Data extracted from a collection
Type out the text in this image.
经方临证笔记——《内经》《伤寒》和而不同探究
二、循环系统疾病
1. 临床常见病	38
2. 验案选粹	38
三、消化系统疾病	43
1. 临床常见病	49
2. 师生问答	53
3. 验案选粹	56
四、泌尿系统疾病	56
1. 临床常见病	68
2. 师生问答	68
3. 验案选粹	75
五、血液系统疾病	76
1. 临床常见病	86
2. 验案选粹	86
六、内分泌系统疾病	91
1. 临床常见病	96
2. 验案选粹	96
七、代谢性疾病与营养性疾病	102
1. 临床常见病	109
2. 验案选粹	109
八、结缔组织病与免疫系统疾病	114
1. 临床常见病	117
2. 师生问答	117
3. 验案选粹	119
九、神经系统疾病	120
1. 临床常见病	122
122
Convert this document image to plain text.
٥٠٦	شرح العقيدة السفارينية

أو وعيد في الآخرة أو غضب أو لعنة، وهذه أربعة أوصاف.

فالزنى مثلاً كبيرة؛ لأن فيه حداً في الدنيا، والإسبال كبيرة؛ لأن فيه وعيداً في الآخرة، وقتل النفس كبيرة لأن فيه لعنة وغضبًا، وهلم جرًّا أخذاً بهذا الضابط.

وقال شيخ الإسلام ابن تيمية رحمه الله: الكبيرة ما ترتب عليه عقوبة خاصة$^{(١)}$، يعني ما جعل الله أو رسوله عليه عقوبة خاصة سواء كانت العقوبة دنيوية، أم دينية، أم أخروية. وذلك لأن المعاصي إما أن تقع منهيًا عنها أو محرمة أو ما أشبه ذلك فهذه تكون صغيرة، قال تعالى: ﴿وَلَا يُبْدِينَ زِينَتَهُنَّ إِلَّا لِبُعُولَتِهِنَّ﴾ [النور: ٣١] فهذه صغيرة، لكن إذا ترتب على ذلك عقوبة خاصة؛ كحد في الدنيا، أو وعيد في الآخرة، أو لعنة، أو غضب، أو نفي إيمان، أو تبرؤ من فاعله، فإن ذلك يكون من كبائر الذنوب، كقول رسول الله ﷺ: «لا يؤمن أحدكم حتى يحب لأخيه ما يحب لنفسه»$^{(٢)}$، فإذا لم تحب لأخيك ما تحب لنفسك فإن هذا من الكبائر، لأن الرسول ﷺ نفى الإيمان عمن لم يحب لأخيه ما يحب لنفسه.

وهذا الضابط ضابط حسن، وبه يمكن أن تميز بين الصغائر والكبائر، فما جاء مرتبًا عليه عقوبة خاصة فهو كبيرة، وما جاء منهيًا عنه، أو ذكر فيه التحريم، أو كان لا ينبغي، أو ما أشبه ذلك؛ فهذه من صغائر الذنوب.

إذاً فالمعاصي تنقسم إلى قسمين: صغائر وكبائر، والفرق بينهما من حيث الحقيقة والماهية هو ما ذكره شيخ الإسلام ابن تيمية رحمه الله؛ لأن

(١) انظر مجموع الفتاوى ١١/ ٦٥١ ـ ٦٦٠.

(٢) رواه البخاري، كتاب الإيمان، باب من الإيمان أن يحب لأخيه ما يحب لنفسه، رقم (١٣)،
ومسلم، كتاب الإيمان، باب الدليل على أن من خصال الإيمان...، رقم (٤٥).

Task = Of all the lines above, how many contain the word "text"? Answer with only the number.

Complete answer = 2